(Figure dataset records)
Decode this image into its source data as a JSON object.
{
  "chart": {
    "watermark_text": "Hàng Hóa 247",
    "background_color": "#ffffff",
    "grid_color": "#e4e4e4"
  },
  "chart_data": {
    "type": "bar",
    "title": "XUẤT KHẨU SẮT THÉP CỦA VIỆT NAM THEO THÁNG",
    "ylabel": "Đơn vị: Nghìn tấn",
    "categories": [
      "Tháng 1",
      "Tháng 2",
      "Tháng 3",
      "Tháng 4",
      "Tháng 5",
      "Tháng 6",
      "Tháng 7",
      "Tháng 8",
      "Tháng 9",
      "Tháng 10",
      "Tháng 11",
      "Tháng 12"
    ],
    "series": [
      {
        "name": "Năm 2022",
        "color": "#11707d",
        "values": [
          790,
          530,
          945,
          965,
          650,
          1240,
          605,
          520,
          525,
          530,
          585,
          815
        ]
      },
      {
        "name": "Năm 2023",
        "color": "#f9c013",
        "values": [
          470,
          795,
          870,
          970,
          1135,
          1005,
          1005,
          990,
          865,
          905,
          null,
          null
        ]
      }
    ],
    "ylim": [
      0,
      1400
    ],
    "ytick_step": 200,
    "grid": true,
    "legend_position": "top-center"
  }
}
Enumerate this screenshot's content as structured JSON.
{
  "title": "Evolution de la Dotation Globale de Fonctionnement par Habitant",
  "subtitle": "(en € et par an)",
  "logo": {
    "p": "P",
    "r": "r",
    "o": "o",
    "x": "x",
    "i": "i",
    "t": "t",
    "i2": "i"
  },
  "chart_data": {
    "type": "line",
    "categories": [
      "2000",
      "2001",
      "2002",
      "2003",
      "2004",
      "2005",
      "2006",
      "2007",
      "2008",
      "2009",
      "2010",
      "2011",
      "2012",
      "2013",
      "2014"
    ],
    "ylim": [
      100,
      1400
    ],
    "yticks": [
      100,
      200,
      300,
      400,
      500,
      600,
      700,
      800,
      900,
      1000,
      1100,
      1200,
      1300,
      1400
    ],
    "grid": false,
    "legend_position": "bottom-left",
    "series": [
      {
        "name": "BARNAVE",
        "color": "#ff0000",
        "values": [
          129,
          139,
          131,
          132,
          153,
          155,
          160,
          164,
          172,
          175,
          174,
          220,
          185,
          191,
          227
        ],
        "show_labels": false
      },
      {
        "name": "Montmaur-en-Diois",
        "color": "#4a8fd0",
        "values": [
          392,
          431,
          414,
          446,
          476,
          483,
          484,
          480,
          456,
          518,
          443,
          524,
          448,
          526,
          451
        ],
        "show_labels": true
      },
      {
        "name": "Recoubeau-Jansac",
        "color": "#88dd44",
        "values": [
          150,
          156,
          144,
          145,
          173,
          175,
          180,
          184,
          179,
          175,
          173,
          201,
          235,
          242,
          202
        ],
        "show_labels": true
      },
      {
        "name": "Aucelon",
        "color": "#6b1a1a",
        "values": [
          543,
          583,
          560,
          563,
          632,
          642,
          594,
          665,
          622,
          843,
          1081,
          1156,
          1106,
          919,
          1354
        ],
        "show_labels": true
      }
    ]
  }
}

_What the task requires_
Repeat the entries above exactly, leaving nothing out.

_The answer_
Decode this image into its source data as a JSON object.
{
  "chart": {
    "watermark_text": "Hàng Hóa 247",
    "background_color": "#ffffff",
    "grid_color": "#e4e4e4"
  },
  "chart_data": {
    "type": "bar",
    "title": "XUẤT KHẨU SẮT THÉP CỦA VIỆT NAM THEO THÁNG",
    "ylabel": "Đơn vị: Nghìn tấn",
    "categories": [
      "Tháng 1",
      "Tháng 2",
      "Tháng 3",
      "Tháng 4",
      "Tháng 5",
      "Tháng 6",
      "Tháng 7",
      "Tháng 8",
      "Tháng 9",
      "Tháng 10",
      "Tháng 11",
      "Tháng 12"
    ],
    "series": [
      {
        "name": "Năm 2022",
        "color": "#11707d",
        "values": [
          790,
          530,
          945,
          965,
          650,
          1240,
          605,
          520,
          525,
          530,
          585,
          815
        ]
      },
      {
        "name": "Năm 2023",
        "color": "#f9c013",
        "values": [
          470,
          795,
          870,
          970,
          1135,
          1005,
          1005,
          990,
          865,
          905,
          null,
          null
        ]
      }
    ],
    "ylim": [
      0,
      1400
    ],
    "ytick_step": 200,
    "grid": true,
    "legend_position": "top-center"
  }
}
Enumerate this screenshot's content as structured JSON.
{
  "title": "Evolution de la Dotation Globale de Fonctionnement par Habitant",
  "subtitle": "(en € et par an)",
  "logo": {
    "p": "P",
    "r": "r",
    "o": "o",
    "x": "x",
    "i": "i",
    "t": "t",
    "i2": "i"
  },
  "chart_data": {
    "type": "line",
    "categories": [
      "2000",
      "2001",
      "2002",
      "2003",
      "2004",
      "2005",
      "2006",
      "2007",
      "2008",
      "2009",
      "2010",
      "2011",
      "2012",
      "2013",
      "2014"
    ],
    "ylim": [
      100,
      1400
    ],
    "yticks": [
      100,
      200,
      300,
      400,
      500,
      600,
      700,
      800,
      900,
      1000,
      1100,
      1200,
      1300,
      1400
    ],
    "grid": false,
    "legend_position": "bottom-left",
    "series": [
      {
        "name": "BARNAVE",
        "color": "#ff0000",
        "values": [
          129,
          139,
          131,
          132,
          153,
          155,
          160,
          164,
          172,
          175,
          174,
          220,
          185,
          191,
          227
        ],
        "show_labels": false
      },
      {
        "name": "Montmaur-en-Diois",
        "color": "#4a8fd0",
        "values": [
          392,
          431,
          414,
          446,
          476,
          483,
          484,
          480,
          456,
          518,
          443,
          524,
          448,
          526,
          451
        ],
        "show_labels": true
      },
      {
        "name": "Recoubeau-Jansac",
        "color": "#88dd44",
        "values": [
          150,
          156,
          144,
          145,
          173,
          175,
          180,
          184,
          179,
          175,
          173,
          201,
          235,
          242,
          202
        ],
        "show_labels": true
      },
      {
        "name": "Aucelon",
        "color": "#6b1a1a",
        "values": [
          543,
          583,
          560,
          563,
          632,
          642,
          594,
          665,
          622,
          843,
          1081,
          1156,
          1106,
          919,
          1354
        ],
        "show_labels": true
      }
    ]
  }
}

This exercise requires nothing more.